BEGIN

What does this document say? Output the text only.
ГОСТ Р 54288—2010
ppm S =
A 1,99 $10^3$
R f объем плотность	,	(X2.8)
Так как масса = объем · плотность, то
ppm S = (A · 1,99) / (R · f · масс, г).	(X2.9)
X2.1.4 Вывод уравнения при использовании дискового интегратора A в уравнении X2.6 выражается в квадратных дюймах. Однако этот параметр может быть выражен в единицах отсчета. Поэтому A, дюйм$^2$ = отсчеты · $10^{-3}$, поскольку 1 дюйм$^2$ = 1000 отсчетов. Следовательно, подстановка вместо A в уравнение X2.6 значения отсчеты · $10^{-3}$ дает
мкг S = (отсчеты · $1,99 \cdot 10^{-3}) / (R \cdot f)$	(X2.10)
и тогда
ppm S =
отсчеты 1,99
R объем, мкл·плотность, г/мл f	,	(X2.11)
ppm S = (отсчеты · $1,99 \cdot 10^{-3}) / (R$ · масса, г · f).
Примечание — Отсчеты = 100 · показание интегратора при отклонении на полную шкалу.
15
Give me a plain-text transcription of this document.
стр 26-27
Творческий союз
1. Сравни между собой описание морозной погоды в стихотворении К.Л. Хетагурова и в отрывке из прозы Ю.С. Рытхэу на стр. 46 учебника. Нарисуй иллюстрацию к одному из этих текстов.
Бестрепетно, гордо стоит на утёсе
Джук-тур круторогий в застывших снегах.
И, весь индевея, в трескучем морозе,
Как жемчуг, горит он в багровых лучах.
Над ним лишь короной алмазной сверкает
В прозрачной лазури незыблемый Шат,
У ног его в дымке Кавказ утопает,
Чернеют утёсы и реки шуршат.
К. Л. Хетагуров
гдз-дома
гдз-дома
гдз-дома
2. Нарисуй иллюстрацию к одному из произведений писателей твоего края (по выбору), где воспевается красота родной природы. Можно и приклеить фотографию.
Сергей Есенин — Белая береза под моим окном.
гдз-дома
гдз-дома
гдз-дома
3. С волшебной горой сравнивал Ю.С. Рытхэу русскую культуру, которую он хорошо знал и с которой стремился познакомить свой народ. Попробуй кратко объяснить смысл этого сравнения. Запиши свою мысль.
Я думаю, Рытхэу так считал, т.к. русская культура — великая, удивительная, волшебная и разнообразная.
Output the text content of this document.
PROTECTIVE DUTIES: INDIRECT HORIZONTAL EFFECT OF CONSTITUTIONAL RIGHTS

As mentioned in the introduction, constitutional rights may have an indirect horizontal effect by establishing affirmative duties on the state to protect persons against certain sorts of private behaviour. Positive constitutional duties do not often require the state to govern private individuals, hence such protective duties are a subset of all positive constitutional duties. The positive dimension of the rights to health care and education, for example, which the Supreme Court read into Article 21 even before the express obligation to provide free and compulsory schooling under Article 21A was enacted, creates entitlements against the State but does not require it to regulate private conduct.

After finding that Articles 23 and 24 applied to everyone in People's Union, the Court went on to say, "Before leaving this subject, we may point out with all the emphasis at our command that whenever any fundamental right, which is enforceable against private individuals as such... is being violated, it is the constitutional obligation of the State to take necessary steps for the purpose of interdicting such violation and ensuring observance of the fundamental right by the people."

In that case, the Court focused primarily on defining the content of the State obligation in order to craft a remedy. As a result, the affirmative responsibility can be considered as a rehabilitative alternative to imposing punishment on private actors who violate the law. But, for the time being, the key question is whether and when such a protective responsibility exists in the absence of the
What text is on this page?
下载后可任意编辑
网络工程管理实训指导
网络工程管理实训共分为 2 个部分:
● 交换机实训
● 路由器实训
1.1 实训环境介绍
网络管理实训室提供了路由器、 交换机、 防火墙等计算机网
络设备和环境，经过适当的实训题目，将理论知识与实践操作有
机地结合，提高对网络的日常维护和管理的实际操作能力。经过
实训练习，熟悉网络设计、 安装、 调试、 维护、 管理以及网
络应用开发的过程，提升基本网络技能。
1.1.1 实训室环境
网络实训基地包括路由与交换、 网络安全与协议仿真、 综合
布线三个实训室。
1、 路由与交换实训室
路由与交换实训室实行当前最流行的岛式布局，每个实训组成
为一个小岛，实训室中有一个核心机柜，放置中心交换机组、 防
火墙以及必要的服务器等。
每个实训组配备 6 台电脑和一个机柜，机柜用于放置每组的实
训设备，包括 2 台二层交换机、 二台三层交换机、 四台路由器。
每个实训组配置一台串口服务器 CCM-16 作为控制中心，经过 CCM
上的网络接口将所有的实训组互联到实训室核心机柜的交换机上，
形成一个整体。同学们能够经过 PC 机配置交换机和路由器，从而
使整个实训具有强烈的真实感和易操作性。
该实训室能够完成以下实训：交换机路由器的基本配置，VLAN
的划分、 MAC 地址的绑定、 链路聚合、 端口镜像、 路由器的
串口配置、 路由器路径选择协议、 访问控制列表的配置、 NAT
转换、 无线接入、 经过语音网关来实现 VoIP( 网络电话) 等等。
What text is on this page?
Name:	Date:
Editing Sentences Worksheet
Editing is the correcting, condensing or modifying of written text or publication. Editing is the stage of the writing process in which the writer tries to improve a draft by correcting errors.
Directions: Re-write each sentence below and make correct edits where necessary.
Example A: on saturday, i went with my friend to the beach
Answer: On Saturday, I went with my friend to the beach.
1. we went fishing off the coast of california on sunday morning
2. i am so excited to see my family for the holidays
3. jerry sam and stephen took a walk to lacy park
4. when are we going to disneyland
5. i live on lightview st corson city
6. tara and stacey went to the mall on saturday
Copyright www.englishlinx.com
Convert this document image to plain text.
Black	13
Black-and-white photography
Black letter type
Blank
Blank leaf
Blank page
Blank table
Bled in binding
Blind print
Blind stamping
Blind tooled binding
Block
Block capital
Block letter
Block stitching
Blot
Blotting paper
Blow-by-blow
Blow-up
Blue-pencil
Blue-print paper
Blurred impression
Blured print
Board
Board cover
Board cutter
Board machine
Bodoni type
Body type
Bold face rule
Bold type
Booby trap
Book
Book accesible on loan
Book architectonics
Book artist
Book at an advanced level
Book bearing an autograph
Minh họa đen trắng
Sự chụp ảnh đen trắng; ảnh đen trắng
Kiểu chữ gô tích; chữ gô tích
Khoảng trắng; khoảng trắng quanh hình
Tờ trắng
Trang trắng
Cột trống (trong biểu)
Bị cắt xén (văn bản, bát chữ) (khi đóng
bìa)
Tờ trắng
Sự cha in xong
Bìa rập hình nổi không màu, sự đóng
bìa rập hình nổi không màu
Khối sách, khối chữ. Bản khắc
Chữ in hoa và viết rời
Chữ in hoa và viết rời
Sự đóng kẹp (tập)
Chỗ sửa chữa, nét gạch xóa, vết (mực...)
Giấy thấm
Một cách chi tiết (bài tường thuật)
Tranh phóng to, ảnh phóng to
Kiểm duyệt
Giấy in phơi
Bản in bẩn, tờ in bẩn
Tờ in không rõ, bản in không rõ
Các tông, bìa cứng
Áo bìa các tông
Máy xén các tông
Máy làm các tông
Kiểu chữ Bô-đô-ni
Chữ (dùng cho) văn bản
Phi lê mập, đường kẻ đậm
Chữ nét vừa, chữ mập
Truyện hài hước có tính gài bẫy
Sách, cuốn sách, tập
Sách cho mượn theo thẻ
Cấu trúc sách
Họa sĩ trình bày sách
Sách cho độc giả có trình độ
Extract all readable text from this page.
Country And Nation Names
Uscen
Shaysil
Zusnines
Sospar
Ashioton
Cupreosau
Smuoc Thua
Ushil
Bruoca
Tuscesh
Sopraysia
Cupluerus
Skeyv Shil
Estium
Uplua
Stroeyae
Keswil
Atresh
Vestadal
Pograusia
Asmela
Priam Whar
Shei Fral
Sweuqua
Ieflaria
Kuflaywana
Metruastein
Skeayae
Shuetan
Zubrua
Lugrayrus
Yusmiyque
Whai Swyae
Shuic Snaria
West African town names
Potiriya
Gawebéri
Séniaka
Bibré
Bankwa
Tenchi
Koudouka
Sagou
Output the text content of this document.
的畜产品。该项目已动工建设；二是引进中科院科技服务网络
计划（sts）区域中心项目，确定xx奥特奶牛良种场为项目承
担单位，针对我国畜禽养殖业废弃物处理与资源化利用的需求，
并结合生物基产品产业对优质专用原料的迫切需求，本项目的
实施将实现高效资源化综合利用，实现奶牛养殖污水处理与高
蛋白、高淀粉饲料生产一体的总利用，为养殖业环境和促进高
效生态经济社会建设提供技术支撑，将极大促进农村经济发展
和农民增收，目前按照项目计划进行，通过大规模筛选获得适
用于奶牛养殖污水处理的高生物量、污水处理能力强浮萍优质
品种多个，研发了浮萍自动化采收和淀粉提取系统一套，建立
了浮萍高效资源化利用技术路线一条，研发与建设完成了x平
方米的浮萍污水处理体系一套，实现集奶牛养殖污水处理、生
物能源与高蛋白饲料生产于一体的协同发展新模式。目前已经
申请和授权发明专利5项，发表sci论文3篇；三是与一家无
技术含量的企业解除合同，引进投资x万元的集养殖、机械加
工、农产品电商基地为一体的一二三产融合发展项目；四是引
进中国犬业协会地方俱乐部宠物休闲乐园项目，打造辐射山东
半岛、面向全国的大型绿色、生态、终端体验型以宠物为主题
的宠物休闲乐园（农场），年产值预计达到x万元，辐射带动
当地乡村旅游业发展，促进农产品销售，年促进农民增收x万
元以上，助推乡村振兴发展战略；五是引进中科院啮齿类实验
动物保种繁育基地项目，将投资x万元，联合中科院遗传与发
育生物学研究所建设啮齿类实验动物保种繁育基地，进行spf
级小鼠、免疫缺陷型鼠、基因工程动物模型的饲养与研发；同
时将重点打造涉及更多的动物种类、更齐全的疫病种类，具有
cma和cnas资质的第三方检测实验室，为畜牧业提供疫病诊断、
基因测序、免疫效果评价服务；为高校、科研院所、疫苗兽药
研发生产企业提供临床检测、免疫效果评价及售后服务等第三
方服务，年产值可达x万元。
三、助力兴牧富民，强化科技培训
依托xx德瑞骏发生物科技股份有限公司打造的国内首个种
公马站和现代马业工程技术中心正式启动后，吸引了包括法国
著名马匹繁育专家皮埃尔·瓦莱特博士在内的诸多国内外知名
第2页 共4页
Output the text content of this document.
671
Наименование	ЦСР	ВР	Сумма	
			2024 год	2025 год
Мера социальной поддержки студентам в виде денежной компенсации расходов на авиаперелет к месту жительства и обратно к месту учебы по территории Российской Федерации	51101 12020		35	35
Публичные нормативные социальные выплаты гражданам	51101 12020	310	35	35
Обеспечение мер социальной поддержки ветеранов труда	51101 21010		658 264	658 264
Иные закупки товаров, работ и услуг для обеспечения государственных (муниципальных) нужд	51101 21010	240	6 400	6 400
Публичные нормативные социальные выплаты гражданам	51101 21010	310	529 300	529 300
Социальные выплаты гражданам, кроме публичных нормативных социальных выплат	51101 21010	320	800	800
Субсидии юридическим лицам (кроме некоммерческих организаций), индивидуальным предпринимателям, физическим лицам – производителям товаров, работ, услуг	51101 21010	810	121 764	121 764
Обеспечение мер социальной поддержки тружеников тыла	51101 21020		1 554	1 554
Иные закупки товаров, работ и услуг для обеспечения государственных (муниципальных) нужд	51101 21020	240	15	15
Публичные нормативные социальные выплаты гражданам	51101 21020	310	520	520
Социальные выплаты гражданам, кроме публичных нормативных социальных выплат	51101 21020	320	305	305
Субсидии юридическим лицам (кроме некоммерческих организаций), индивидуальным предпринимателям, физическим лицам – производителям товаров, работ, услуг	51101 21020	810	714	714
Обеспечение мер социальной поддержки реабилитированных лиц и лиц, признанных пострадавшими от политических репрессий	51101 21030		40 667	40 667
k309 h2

END

_Problem:_ Pick out all lines containing the string "плотность".

_Written answer:_
R f объем плотность	,	(X2.8)
Так как масса = объем · плотность, то
R объем, мкл·плотность, г/мл f	,	(X2.11)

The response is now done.